■ **Direction**
Extract the complete listing and output it unchanged.

■ **Items**

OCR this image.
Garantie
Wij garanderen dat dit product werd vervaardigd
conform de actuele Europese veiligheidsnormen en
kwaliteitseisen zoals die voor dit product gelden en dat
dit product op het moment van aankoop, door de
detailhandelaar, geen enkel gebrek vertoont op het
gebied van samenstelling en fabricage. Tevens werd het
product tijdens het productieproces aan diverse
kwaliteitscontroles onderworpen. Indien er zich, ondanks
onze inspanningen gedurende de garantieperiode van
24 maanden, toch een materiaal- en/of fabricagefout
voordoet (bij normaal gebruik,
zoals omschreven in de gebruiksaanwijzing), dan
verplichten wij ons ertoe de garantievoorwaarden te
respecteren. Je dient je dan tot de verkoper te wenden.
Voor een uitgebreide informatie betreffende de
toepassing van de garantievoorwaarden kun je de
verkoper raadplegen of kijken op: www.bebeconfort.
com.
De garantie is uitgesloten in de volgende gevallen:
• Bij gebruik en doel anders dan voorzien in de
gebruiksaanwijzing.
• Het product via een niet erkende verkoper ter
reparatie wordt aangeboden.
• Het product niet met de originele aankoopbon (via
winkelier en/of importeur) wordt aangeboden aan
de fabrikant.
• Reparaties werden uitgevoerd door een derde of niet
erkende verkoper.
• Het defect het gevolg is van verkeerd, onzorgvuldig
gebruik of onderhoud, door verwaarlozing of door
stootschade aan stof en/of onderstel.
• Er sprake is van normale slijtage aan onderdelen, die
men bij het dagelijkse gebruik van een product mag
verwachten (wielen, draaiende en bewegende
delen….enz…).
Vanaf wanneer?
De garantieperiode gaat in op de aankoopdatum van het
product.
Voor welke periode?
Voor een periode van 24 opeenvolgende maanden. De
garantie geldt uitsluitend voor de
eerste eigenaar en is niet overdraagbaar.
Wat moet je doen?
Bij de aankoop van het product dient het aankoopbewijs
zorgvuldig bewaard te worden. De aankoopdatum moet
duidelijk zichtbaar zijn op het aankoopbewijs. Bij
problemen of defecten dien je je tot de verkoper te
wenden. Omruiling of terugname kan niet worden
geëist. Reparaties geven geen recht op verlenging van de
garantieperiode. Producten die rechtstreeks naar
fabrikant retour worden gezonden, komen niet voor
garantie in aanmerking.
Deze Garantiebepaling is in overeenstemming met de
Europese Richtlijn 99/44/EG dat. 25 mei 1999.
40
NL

■ **Solution to this task**
OCR this image.
Garantie
Wij garanderen dat dit product werd vervaardigd
conform de actuele Europese veiligheidsnormen en
kwaliteitseisen zoals die voor dit product gelden en dat
dit product op het moment van aankoop, door de
detailhandelaar, geen enkel gebrek vertoont op het
gebied van samenstelling en fabricage. Tevens werd het
product tijdens het productieproces aan diverse
kwaliteitscontroles onderworpen. Indien er zich, ondanks
onze inspanningen gedurende de garantieperiode van
24 maanden, toch een materiaal- en/of fabricagefout
voordoet (bij normaal gebruik,
zoals omschreven in de gebruiksaanwijzing), dan
verplichten wij ons ertoe de garantievoorwaarden te
respecteren. Je dient je dan tot de verkoper te wenden.
Voor een uitgebreide informatie betreffende de
toepassing van de garantievoorwaarden kun je de
verkoper raadplegen of kijken op: www.bebeconfort.
com.
De garantie is uitgesloten in de volgende gevallen:
• Bij gebruik en doel anders dan voorzien in de
gebruiksaanwijzing.
• Het product via een niet erkende verkoper ter
reparatie wordt aangeboden.
• Het product niet met de originele aankoopbon (via
winkelier en/of importeur) wordt aangeboden aan
de fabrikant.
• Reparaties werden uitgevoerd door een derde of niet
erkende verkoper.
• Het defect het gevolg is van verkeerd, onzorgvuldig
gebruik of onderhoud, door verwaarlozing of door
stootschade aan stof en/of onderstel.
• Er sprake is van normale slijtage aan onderdelen, die
men bij het dagelijkse gebruik van een product mag
verwachten (wielen, draaiende en bewegende
delen….enz…).
Vanaf wanneer?
De garantieperiode gaat in op de aankoopdatum van het
product.
Voor welke periode?
Voor een periode van 24 opeenvolgende maanden. De
garantie geldt uitsluitend voor de
eerste eigenaar en is niet overdraagbaar.
Wat moet je doen?
Bij de aankoop van het product dient het aankoopbewijs
zorgvuldig bewaard te worden. De aankoopdatum moet
duidelijk zichtbaar zijn op het aankoopbewijs. Bij
problemen of defecten dien je je tot de verkoper te
wenden. Omruiling of terugname kan niet worden
geëist. Reparaties geven geen recht op verlenging van de
garantieperiode. Producten die rechtstreeks naar
fabrikant retour worden gezonden, komen niet voor
garantie in aanmerking.
Deze Garantiebepaling is in overeenstemming met de
Europese Richtlijn 99/44/EG dat. 25 mei 1999.
40
NL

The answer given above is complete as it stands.